WHAT YOU ARE ASKED TO DO ::
Using the listing below, extract each line that has the word "Должна" in it.
**** INFORMATION PROVIDED
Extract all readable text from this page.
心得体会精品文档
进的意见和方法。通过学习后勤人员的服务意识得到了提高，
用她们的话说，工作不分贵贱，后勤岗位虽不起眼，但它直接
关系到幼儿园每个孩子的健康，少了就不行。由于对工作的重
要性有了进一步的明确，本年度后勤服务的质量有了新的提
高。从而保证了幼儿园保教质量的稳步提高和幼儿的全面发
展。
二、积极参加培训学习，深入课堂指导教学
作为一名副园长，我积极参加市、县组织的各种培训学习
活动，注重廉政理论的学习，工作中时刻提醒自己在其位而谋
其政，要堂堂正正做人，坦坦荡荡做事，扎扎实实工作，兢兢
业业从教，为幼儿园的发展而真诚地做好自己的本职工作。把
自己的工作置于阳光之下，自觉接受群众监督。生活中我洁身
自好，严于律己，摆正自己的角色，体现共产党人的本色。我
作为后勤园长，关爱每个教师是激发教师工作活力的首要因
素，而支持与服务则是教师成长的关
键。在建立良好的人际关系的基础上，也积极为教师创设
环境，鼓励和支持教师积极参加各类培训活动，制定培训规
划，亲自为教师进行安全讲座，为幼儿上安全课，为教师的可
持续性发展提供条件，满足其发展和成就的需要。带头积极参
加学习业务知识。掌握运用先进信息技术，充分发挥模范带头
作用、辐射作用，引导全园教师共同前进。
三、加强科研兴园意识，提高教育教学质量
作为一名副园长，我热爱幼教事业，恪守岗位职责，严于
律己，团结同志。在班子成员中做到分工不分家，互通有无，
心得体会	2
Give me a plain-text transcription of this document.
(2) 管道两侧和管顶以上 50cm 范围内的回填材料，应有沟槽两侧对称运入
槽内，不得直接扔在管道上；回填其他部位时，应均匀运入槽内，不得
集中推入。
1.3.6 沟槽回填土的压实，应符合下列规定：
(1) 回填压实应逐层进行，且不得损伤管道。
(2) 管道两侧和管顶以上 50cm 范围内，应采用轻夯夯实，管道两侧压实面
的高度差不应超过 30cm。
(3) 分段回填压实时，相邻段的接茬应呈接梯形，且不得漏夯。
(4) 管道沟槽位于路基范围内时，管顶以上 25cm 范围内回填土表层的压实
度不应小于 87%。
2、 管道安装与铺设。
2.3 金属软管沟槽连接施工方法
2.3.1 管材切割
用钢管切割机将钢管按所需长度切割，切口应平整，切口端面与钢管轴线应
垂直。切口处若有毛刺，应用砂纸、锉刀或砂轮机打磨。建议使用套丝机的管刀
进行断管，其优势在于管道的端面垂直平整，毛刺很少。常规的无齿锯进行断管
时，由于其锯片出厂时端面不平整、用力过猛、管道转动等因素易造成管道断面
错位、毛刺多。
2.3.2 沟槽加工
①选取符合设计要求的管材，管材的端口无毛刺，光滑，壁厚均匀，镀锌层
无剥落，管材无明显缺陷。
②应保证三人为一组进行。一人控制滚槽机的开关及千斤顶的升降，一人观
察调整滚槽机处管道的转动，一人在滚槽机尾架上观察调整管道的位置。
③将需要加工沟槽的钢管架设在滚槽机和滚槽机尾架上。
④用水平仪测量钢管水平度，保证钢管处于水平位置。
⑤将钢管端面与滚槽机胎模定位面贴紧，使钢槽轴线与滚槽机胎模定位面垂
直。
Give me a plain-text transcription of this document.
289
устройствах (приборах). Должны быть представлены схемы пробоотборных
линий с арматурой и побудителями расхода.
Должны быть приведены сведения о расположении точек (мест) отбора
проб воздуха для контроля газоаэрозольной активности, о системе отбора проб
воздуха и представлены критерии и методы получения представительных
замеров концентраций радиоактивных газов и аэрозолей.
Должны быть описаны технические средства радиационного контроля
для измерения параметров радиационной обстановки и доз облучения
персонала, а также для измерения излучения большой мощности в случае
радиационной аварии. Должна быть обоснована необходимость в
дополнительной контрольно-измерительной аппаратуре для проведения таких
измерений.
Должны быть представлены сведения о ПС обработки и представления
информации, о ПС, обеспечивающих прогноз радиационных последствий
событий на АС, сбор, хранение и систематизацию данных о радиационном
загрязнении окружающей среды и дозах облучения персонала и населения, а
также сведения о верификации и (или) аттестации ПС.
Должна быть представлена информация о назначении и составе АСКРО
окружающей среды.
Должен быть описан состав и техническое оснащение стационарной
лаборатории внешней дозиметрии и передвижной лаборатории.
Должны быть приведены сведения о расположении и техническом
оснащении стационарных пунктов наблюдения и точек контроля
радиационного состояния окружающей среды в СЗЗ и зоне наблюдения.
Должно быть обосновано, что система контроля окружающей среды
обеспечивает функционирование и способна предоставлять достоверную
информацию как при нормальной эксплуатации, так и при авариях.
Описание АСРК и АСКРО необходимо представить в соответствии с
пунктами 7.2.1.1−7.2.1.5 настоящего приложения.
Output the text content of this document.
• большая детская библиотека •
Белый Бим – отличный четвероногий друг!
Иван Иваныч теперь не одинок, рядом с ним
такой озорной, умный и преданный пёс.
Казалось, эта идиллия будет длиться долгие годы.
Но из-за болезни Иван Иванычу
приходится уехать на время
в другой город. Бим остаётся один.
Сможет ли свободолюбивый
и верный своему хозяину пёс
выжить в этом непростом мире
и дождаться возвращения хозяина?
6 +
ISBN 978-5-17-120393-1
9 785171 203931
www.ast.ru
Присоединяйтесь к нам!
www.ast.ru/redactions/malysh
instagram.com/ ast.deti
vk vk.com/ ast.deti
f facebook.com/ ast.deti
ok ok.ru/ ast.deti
********
SOLUTION BELOW ::
радиационной аварии. Должна быть обоснована необходимость в
Должна быть представлена информация о назначении и составе АСКРО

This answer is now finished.